Extracted entries section start
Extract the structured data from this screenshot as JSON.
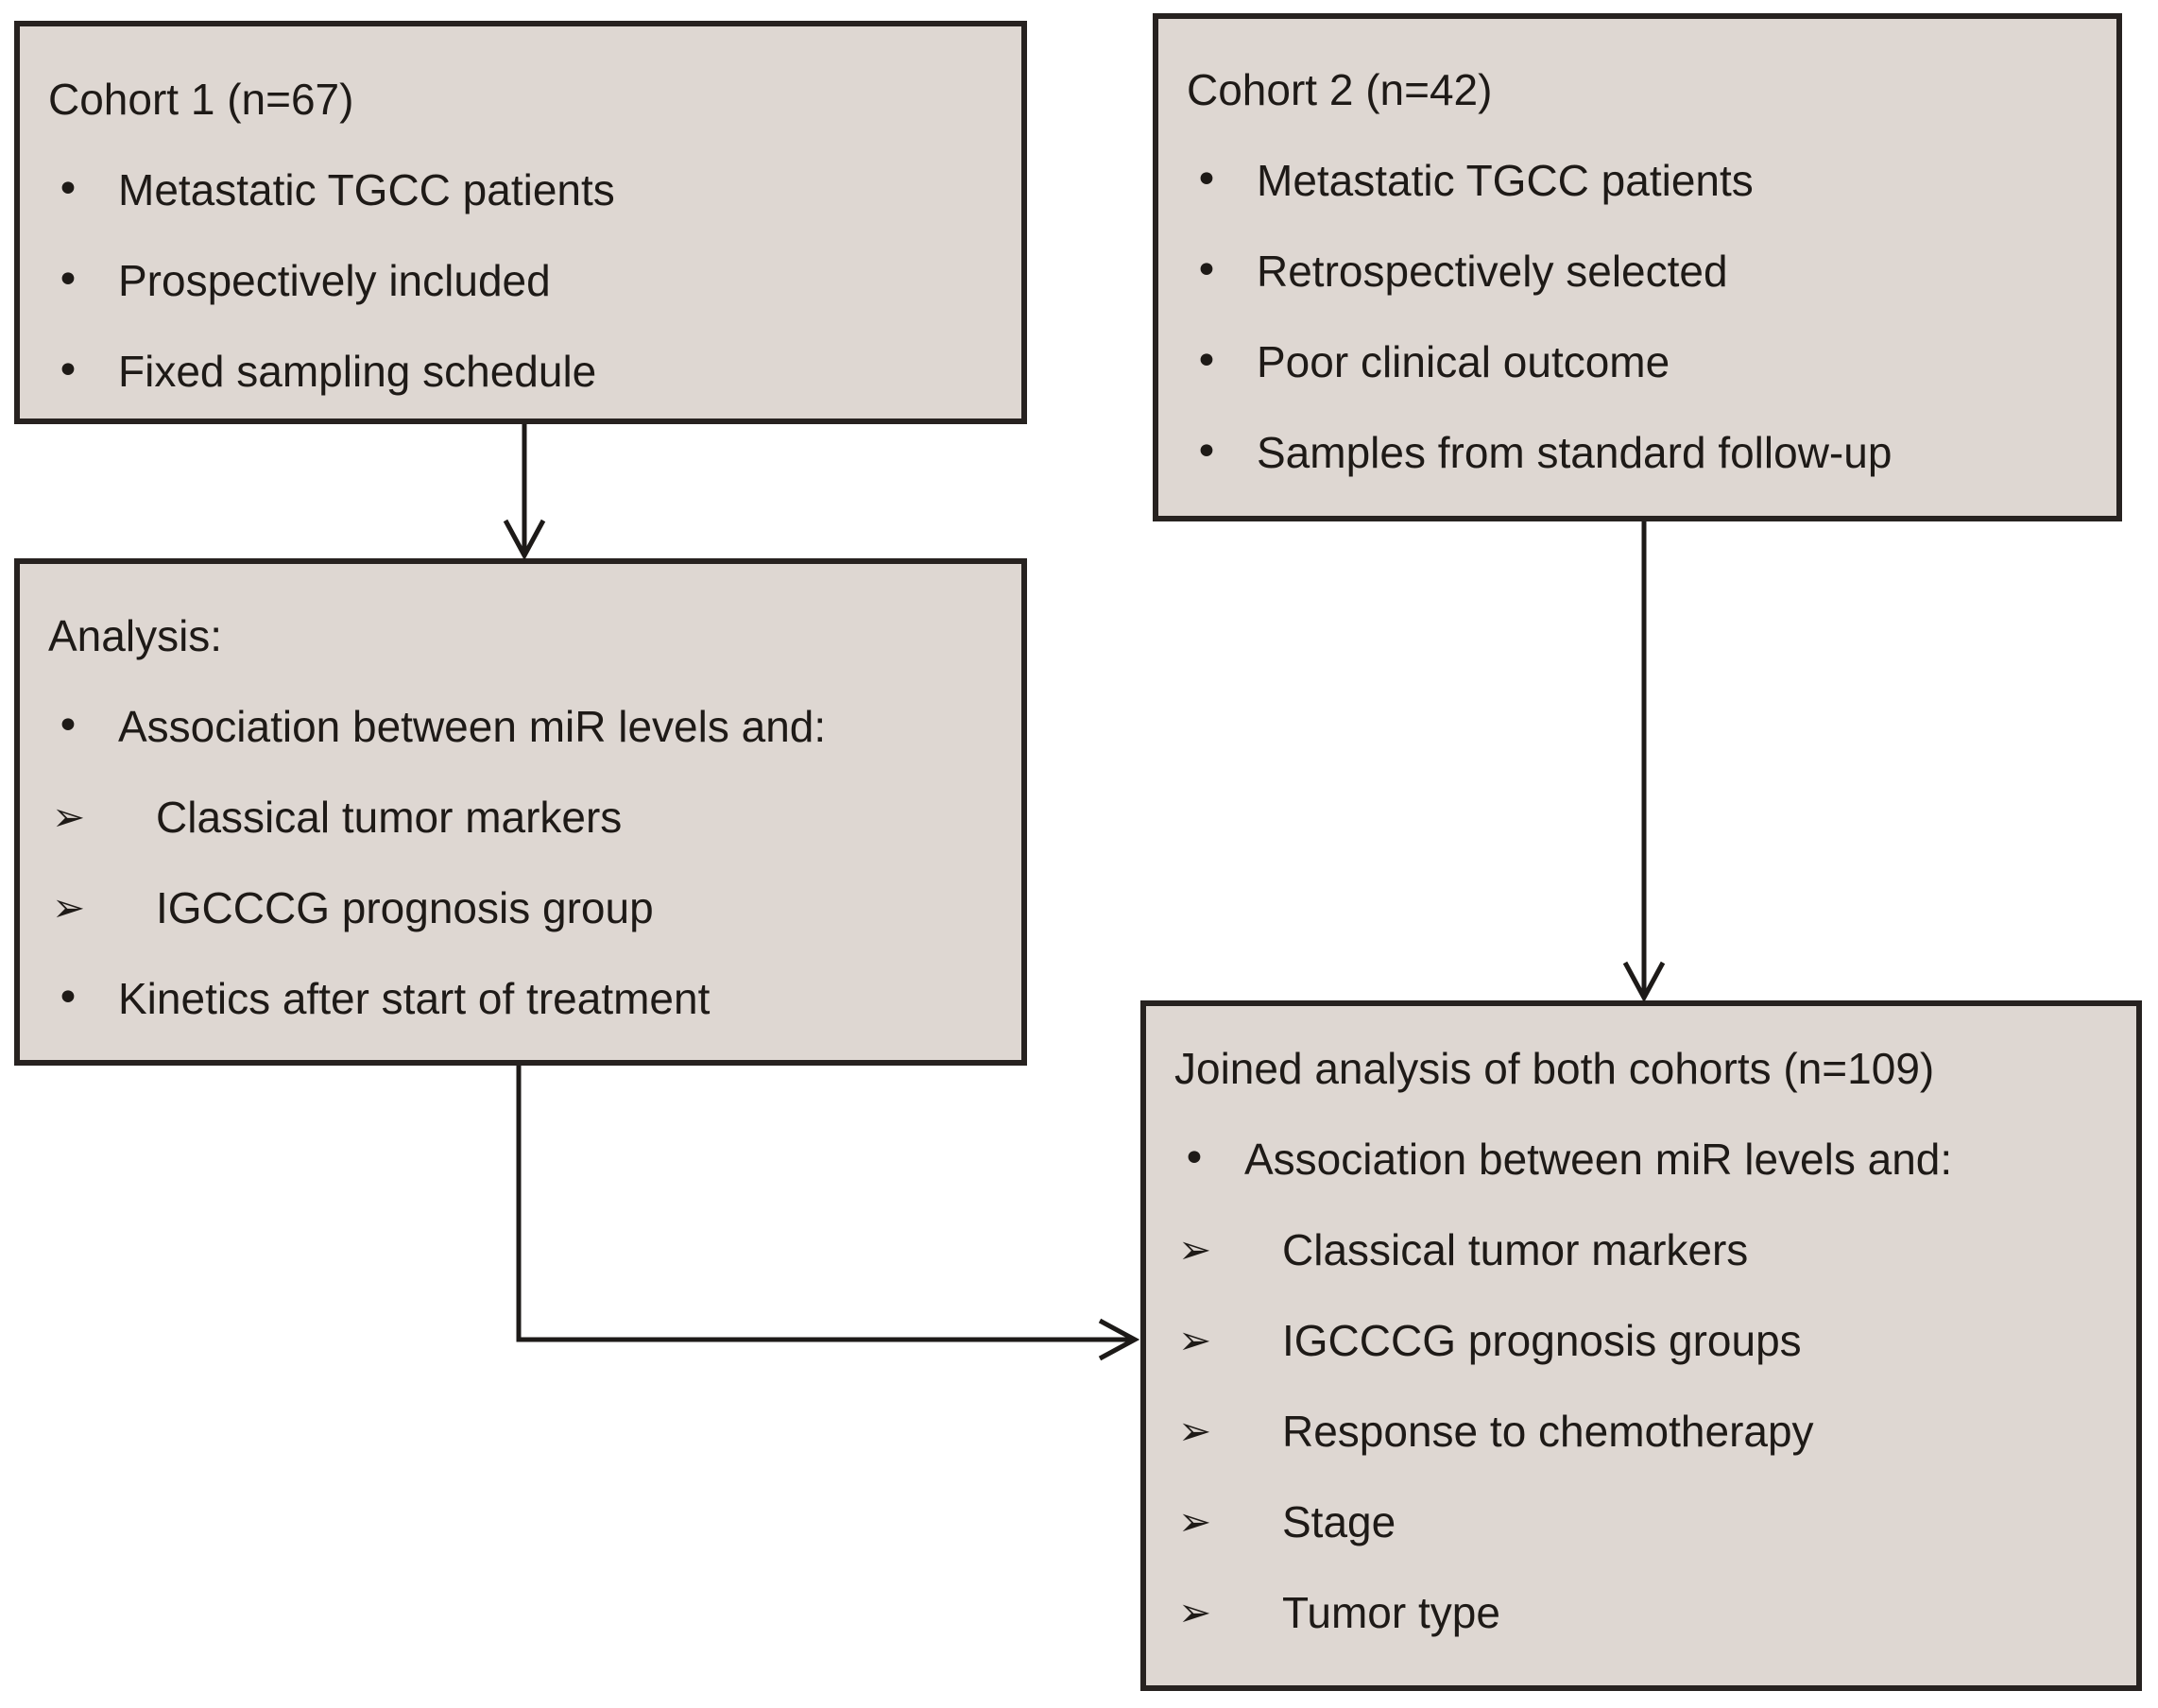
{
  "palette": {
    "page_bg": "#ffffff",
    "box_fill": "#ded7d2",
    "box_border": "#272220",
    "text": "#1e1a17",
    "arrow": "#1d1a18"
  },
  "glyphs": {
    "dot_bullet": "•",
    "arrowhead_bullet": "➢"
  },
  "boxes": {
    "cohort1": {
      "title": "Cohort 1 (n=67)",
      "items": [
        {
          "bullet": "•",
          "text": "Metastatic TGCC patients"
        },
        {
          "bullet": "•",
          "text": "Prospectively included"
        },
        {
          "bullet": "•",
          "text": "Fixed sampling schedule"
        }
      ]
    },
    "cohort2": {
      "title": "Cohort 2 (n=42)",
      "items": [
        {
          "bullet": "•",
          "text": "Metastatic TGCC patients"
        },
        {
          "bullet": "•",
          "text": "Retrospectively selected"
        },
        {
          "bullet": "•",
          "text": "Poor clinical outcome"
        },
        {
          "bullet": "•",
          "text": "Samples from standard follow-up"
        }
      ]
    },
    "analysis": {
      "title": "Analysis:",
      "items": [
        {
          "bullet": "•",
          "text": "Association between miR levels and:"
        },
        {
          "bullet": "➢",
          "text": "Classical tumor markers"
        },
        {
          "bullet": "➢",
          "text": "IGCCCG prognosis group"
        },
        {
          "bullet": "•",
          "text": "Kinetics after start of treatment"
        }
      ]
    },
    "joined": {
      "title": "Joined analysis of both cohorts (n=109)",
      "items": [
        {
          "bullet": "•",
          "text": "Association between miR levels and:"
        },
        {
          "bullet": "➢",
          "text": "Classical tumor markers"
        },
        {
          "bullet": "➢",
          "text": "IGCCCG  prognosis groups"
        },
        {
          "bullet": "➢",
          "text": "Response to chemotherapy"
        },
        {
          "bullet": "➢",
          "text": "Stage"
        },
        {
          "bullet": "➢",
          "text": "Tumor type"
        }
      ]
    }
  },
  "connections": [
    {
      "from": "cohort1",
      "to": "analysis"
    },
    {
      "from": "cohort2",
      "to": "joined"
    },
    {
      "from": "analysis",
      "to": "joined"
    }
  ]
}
Extracted entries section end
What you have to do: Copy every record exactly as written, leaving out the pictures.

Expected output:
Extract the structured data from this screenshot as JSON.
{
  "palette": {
    "page_bg": "#ffffff",
    "box_fill": "#ded7d2",
    "box_border": "#272220",
    "text": "#1e1a17",
    "arrow": "#1d1a18"
  },
  "glyphs": {
    "dot_bullet": "•",
    "arrowhead_bullet": "➢"
  },
  "boxes": {
    "cohort1": {
      "title": "Cohort 1 (n=67)",
      "items": [
        {
          "bullet": "•",
          "text": "Metastatic TGCC patients"
        },
        {
          "bullet": "•",
          "text": "Prospectively included"
        },
        {
          "bullet": "•",
          "text": "Fixed sampling schedule"
        }
      ]
    },
    "cohort2": {
      "title": "Cohort 2 (n=42)",
      "items": [
        {
          "bullet": "•",
          "text": "Metastatic TGCC patients"
        },
        {
          "bullet": "•",
          "text": "Retrospectively selected"
        },
        {
          "bullet": "•",
          "text": "Poor clinical outcome"
        },
        {
          "bullet": "•",
          "text": "Samples from standard follow-up"
        }
      ]
    },
    "analysis": {
      "title": "Analysis:",
      "items": [
        {
          "bullet": "•",
          "text": "Association between miR levels and:"
        },
        {
          "bullet": "➢",
          "text": "Classical tumor markers"
        },
        {
          "bullet": "➢",
          "text": "IGCCCG prognosis group"
        },
        {
          "bullet": "•",
          "text": "Kinetics after start of treatment"
        }
      ]
    },
    "joined": {
      "title": "Joined analysis of both cohorts (n=109)",
      "items": [
        {
          "bullet": "•",
          "text": "Association between miR levels and:"
        },
        {
          "bullet": "➢",
          "text": "Classical tumor markers"
        },
        {
          "bullet": "➢",
          "text": "IGCCCG  prognosis groups"
        },
        {
          "bullet": "➢",
          "text": "Response to chemotherapy"
        },
        {
          "bullet": "➢",
          "text": "Stage"
        },
        {
          "bullet": "➢",
          "text": "Tumor type"
        }
      ]
    }
  },
  "connections": [
    {
      "from": "cohort1",
      "to": "analysis"
    },
    {
      "from": "cohort2",
      "to": "joined"
    },
    {
      "from": "analysis",
      "to": "joined"
    }
  ]
}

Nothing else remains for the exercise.